- SOURCE RECORDS -
__________________________________________________

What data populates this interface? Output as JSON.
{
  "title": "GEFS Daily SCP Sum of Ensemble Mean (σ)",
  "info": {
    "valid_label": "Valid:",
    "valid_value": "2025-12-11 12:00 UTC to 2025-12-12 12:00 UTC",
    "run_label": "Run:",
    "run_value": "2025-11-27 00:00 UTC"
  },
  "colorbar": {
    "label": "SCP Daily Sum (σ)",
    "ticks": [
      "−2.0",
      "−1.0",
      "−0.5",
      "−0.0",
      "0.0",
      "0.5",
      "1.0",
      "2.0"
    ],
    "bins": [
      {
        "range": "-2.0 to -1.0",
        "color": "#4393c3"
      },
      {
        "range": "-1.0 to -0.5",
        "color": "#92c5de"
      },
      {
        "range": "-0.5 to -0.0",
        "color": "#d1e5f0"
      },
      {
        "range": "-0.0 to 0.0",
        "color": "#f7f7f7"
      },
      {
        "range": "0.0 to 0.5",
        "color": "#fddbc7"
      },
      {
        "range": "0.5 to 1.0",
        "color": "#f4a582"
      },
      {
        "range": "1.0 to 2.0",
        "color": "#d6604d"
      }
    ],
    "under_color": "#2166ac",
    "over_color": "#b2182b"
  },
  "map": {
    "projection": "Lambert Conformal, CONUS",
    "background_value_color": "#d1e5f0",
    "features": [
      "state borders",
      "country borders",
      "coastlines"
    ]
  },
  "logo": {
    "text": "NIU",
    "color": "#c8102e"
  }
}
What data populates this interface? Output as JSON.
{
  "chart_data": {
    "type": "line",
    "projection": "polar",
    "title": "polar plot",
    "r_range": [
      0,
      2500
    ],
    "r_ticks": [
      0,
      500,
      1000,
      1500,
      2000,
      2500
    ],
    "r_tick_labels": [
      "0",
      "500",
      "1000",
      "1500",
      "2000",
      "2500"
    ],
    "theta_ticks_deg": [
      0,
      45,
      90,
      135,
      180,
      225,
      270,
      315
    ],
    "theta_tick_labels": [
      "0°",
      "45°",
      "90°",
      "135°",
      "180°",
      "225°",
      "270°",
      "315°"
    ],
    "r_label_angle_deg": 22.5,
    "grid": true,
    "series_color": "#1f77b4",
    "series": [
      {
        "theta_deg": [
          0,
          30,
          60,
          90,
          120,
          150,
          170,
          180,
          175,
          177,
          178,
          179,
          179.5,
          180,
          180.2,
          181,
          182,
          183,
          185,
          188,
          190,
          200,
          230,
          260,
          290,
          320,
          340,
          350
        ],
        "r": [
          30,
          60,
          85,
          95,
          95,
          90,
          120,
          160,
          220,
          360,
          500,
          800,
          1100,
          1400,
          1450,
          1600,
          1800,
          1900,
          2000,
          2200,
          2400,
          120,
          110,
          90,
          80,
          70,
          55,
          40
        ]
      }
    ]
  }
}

__________________________________________________

- GIVEN TASK -
Your task is to retype all the records above with nothing left out.

- TASK SOLUTION -
What data populates this interface? Output as JSON.
{
  "title": "GEFS Daily SCP Sum of Ensemble Mean (σ)",
  "info": {
    "valid_label": "Valid:",
    "valid_value": "2025-12-11 12:00 UTC to 2025-12-12 12:00 UTC",
    "run_label": "Run:",
    "run_value": "2025-11-27 00:00 UTC"
  },
  "colorbar": {
    "label": "SCP Daily Sum (σ)",
    "ticks": [
      "−2.0",
      "−1.0",
      "−0.5",
      "−0.0",
      "0.0",
      "0.5",
      "1.0",
      "2.0"
    ],
    "bins": [
      {
        "range": "-2.0 to -1.0",
        "color": "#4393c3"
      },
      {
        "range": "-1.0 to -0.5",
        "color": "#92c5de"
      },
      {
        "range": "-0.5 to -0.0",
        "color": "#d1e5f0"
      },
      {
        "range": "-0.0 to 0.0",
        "color": "#f7f7f7"
      },
      {
        "range": "0.0 to 0.5",
        "color": "#fddbc7"
      },
      {
        "range": "0.5 to 1.0",
        "color": "#f4a582"
      },
      {
        "range": "1.0 to 2.0",
        "color": "#d6604d"
      }
    ],
    "under_color": "#2166ac",
    "over_color": "#b2182b"
  },
  "map": {
    "projection": "Lambert Conformal, CONUS",
    "background_value_color": "#d1e5f0",
    "features": [
      "state borders",
      "country borders",
      "coastlines"
    ]
  },
  "logo": {
    "text": "NIU",
    "color": "#c8102e"
  }
}
What data populates this interface? Output as JSON.
{
  "chart_data": {
    "type": "line",
    "projection": "polar",
    "title": "polar plot",
    "r_range": [
      0,
      2500
    ],
    "r_ticks": [
      0,
      500,
      1000,
      1500,
      2000,
      2500
    ],
    "r_tick_labels": [
      "0",
      "500",
      "1000",
      "1500",
      "2000",
      "2500"
    ],
    "theta_ticks_deg": [
      0,
      45,
      90,
      135,
      180,
      225,
      270,
      315
    ],
    "theta_tick_labels": [
      "0°",
      "45°",
      "90°",
      "135°",
      "180°",
      "225°",
      "270°",
      "315°"
    ],
    "r_label_angle_deg": 22.5,
    "grid": true,
    "series_color": "#1f77b4",
    "series": [
      {
        "theta_deg": [
          0,
          30,
          60,
          90,
          120,
          150,
          170,
          180,
          175,
          177,
          178,
          179,
          179.5,
          180,
          180.2,
          181,
          182,
          183,
          185,
          188,
          190,
          200,
          230,
          260,
          290,
          320,
          340,
          350
        ],
        "r": [
          30,
          60,
          85,
          95,
          95,
          90,
          120,
          160,
          220,
          360,
          500,
          800,
          1100,
          1400,
          1450,
          1600,
          1800,
          1900,
          2000,
          2200,
          2400,
          120,
          110,
          90,
          80,
          70,
          55,
          40
        ]
      }
    ]
  }
}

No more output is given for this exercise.